- [INPUT RECORDS]
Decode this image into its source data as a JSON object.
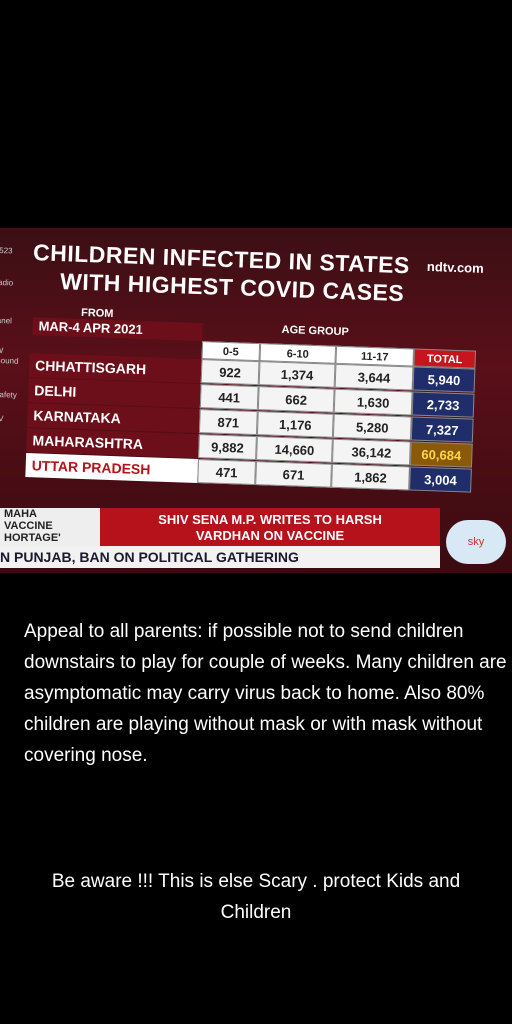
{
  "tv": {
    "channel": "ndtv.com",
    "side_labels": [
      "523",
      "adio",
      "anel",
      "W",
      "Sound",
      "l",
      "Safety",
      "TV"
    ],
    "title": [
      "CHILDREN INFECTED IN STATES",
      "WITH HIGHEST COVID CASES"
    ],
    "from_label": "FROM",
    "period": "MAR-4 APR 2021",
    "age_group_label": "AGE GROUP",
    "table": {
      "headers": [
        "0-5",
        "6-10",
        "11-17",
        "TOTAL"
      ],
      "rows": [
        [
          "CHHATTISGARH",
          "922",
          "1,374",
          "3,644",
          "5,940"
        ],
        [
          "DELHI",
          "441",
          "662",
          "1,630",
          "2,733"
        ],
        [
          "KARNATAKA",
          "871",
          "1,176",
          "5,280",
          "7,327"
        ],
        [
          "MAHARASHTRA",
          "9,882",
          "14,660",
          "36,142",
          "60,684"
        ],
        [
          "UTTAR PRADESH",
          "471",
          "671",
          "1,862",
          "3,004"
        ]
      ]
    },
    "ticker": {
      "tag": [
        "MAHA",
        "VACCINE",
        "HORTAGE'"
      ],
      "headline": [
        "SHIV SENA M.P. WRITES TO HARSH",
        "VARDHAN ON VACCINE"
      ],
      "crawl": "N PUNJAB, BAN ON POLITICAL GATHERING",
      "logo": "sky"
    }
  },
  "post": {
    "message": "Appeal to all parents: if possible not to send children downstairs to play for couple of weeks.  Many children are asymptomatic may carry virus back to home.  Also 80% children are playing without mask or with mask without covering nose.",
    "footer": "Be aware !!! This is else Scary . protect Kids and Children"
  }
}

...

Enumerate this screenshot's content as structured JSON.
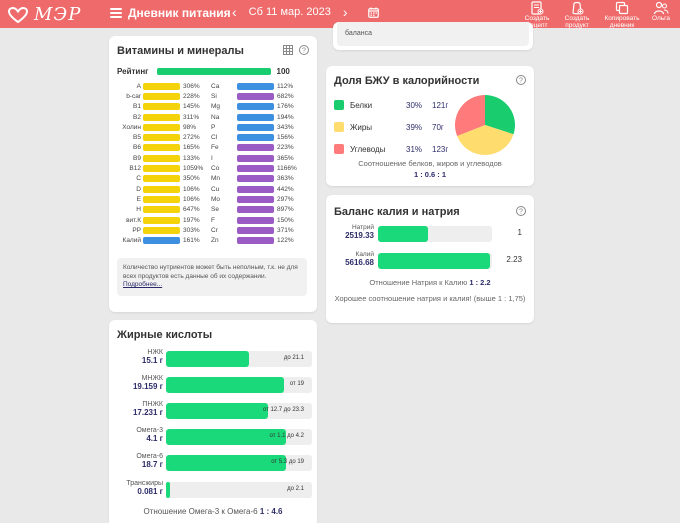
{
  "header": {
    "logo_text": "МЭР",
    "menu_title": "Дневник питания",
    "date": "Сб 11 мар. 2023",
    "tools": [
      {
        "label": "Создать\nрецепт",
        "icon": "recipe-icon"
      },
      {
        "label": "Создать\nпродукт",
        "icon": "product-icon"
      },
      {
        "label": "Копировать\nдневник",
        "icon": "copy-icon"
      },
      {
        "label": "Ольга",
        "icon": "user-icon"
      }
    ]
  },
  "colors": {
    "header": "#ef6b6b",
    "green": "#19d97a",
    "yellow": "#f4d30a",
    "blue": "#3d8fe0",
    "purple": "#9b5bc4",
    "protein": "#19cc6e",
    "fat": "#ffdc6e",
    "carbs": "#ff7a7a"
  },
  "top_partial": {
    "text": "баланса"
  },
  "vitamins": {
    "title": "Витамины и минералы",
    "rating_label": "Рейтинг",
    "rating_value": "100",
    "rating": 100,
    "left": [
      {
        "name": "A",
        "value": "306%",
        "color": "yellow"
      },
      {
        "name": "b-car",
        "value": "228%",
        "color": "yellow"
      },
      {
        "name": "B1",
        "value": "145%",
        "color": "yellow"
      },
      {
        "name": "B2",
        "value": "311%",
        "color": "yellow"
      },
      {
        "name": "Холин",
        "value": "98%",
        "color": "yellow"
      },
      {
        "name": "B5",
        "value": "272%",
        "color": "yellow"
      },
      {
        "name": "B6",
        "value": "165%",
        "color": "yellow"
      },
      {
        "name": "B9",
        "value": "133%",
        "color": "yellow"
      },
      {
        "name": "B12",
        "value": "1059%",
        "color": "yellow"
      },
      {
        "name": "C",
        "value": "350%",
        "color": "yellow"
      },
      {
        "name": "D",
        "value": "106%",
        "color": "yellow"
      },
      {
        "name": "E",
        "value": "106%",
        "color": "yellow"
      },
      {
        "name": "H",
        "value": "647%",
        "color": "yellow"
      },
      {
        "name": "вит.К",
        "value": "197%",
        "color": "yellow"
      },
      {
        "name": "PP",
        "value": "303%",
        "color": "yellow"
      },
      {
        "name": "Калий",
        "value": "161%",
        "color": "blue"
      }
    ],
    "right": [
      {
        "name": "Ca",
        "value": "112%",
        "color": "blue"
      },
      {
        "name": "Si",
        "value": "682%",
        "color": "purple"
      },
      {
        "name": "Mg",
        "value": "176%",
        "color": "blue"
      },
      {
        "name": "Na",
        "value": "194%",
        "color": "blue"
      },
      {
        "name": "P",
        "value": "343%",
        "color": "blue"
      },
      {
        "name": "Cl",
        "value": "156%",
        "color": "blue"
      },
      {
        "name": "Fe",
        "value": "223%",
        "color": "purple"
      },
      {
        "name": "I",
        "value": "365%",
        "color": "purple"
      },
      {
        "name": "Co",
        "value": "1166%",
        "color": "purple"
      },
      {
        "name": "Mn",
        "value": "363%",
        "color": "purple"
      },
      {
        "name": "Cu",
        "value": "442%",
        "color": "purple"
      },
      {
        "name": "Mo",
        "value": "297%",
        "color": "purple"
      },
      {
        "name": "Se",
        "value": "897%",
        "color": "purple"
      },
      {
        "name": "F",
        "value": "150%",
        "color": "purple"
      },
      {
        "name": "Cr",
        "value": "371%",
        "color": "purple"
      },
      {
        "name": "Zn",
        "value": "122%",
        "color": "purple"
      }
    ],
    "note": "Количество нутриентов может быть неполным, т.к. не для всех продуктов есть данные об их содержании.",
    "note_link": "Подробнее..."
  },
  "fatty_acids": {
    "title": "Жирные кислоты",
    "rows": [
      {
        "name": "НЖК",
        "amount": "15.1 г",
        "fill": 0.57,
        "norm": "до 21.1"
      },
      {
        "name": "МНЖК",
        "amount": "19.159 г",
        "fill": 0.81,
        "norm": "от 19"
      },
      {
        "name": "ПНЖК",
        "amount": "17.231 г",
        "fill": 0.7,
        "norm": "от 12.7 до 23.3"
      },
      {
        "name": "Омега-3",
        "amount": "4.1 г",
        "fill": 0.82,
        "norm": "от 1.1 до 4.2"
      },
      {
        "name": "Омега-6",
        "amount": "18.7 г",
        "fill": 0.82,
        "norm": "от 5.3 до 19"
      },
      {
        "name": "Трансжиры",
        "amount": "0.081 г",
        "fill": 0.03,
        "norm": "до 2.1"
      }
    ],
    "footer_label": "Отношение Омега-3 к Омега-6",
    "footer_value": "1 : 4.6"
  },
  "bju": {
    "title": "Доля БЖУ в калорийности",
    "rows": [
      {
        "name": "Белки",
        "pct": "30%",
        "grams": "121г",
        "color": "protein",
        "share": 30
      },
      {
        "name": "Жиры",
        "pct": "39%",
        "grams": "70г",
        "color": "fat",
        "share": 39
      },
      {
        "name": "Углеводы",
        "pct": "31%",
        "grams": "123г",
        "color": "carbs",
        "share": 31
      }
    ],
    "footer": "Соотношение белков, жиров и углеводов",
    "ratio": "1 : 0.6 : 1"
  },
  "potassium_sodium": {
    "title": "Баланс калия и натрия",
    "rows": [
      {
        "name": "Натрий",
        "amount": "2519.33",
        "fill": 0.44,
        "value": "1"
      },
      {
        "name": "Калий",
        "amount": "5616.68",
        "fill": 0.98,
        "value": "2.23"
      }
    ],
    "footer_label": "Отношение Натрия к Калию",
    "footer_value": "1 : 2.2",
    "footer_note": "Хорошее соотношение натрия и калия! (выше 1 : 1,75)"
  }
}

- [ASSIGNMENT] From the records above, pull every line that has the string "norm" and copy it.

- [THE COMPLETED TASK]
        "norm": "до 21.1"
        "norm": "от 19"
        "norm": "от 12.7 до 23.3"
        "norm": "от 1.1 до 4.2"
        "norm": "от 5.3 до 19"
        "norm": "до 2.1"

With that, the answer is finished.